What you have to do
Reply with one number: the count of lines in the listing that contain the string "JSON".

Dataset records
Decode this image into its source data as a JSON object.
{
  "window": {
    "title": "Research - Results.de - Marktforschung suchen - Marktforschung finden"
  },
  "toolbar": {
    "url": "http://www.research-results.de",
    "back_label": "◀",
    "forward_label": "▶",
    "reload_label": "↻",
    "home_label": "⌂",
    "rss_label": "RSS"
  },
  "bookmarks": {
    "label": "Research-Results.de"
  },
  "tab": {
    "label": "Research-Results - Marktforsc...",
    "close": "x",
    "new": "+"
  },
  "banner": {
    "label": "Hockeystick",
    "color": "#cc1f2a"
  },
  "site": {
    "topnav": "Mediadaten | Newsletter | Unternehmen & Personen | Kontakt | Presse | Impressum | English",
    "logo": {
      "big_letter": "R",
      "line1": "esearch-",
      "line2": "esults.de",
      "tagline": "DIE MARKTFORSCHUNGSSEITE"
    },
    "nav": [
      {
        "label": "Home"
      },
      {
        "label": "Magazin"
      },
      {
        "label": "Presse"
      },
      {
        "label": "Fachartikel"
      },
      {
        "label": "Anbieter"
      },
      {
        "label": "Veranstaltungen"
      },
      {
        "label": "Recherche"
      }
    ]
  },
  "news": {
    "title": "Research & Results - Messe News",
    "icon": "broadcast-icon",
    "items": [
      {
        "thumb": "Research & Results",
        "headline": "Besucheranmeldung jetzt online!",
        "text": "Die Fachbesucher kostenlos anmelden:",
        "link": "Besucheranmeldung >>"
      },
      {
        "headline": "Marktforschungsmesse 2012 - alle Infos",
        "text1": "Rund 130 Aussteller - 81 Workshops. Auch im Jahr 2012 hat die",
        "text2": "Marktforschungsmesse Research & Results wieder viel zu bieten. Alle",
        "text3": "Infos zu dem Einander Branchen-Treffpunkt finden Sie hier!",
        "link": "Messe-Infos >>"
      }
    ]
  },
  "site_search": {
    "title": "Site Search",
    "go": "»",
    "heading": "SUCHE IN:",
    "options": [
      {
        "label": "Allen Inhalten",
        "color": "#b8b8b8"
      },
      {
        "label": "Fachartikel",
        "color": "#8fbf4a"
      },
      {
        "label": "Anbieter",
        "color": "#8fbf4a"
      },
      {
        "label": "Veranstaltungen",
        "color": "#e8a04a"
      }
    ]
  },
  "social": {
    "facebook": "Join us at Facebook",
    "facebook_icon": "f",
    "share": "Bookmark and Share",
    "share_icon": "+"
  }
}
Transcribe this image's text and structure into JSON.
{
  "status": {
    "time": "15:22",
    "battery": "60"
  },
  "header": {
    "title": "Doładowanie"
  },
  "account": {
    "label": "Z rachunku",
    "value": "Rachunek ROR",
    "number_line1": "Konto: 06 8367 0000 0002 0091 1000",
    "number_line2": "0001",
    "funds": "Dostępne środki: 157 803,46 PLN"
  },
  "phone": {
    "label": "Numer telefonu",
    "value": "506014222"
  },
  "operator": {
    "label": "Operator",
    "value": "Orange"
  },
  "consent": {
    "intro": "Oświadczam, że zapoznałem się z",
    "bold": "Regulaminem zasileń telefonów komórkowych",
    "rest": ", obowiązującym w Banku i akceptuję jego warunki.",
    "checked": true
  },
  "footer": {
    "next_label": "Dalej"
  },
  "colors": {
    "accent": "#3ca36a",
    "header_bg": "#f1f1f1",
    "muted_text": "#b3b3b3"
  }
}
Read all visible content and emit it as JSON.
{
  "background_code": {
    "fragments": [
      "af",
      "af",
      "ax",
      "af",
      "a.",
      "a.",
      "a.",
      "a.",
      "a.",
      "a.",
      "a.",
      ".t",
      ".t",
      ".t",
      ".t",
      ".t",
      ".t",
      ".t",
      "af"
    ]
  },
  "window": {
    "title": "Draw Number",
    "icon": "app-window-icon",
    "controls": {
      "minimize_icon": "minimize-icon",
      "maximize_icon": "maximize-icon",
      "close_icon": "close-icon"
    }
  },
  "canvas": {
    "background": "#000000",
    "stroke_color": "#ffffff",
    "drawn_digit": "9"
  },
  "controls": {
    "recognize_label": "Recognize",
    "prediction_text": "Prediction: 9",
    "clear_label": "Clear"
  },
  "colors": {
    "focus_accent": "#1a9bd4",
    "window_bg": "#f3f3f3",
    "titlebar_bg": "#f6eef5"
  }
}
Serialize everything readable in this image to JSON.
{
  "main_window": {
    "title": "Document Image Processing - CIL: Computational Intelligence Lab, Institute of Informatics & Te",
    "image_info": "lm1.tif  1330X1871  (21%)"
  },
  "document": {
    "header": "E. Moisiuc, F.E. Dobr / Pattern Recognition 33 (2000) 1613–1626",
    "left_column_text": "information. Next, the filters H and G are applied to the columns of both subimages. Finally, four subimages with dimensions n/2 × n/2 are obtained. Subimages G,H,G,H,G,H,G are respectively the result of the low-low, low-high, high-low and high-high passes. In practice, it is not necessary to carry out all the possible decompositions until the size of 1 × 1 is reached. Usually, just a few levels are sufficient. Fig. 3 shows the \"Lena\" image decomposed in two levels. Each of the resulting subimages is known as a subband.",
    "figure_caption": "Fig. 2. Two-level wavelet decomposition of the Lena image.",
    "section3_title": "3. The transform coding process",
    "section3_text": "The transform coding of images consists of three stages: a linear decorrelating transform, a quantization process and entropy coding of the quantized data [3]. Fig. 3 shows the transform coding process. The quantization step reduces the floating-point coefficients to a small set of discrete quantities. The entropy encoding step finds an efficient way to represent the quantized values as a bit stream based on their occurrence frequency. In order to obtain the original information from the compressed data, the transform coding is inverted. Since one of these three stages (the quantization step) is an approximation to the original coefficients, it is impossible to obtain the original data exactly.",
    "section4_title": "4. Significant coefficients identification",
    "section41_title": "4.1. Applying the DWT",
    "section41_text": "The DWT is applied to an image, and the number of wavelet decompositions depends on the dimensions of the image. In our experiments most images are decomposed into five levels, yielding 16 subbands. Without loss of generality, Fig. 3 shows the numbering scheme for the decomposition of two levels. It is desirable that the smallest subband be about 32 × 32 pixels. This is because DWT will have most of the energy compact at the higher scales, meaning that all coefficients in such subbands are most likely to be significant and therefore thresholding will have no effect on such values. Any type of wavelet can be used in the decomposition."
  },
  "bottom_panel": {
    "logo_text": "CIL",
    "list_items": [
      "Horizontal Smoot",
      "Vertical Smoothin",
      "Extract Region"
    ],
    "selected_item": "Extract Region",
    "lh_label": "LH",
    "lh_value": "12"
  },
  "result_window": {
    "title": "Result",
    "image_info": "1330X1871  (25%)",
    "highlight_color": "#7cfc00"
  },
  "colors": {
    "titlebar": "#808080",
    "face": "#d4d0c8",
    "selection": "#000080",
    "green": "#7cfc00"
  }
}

Expected answer
4